Return all lines that include the string "What".

Stored records
------------------------------------------------------------

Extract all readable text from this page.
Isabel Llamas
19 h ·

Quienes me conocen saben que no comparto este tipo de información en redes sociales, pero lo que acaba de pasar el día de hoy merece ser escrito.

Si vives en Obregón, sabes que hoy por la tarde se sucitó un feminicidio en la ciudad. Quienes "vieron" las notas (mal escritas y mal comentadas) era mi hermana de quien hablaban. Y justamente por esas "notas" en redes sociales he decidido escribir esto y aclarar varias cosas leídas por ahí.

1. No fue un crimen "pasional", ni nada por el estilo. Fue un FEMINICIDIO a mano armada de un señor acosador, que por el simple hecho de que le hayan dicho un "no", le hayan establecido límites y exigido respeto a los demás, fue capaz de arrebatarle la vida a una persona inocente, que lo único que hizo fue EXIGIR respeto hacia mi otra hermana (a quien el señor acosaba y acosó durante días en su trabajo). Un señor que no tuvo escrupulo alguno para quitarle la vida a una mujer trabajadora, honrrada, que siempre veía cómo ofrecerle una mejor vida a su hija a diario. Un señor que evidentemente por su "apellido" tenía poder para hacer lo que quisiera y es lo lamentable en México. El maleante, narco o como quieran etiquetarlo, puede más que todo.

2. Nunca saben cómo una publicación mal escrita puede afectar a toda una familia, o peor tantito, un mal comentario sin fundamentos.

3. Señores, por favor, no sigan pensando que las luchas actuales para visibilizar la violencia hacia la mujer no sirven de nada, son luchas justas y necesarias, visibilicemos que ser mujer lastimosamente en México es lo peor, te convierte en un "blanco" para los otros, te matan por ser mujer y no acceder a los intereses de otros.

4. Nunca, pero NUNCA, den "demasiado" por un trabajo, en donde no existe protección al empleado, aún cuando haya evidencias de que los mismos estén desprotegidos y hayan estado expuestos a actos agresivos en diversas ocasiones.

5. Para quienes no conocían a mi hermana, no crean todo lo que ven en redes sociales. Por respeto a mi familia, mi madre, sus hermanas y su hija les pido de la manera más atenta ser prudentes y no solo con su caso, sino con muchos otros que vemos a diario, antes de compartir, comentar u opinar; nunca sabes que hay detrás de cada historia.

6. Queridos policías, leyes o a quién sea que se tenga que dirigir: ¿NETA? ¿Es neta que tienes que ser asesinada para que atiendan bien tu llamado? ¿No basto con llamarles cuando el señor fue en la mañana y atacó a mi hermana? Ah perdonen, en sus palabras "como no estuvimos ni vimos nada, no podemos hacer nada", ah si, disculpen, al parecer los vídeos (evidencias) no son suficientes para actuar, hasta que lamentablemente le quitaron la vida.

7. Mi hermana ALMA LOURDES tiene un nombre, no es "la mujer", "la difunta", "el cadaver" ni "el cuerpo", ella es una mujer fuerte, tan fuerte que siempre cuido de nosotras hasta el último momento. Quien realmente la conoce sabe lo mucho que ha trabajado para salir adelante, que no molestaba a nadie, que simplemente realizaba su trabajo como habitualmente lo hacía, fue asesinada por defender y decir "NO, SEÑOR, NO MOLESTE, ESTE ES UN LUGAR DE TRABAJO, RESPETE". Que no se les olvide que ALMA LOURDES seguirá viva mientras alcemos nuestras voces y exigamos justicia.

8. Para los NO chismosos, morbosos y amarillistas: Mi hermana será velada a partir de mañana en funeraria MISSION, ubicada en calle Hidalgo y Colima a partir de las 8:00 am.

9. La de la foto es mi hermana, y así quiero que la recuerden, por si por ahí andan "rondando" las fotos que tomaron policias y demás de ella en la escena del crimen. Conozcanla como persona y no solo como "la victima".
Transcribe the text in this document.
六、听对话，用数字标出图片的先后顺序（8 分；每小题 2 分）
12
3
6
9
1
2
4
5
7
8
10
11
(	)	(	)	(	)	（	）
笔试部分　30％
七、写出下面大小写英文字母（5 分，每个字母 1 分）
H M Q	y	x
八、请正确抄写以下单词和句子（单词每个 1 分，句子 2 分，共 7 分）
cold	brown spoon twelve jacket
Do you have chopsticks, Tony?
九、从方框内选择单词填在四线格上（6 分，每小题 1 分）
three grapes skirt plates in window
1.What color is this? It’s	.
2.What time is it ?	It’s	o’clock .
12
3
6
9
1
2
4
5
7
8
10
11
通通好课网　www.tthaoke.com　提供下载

------------------------------------------------------------

Solved exercise:
1.What color is this? It’s	.
2.What time is it ?	It’s	o’clock .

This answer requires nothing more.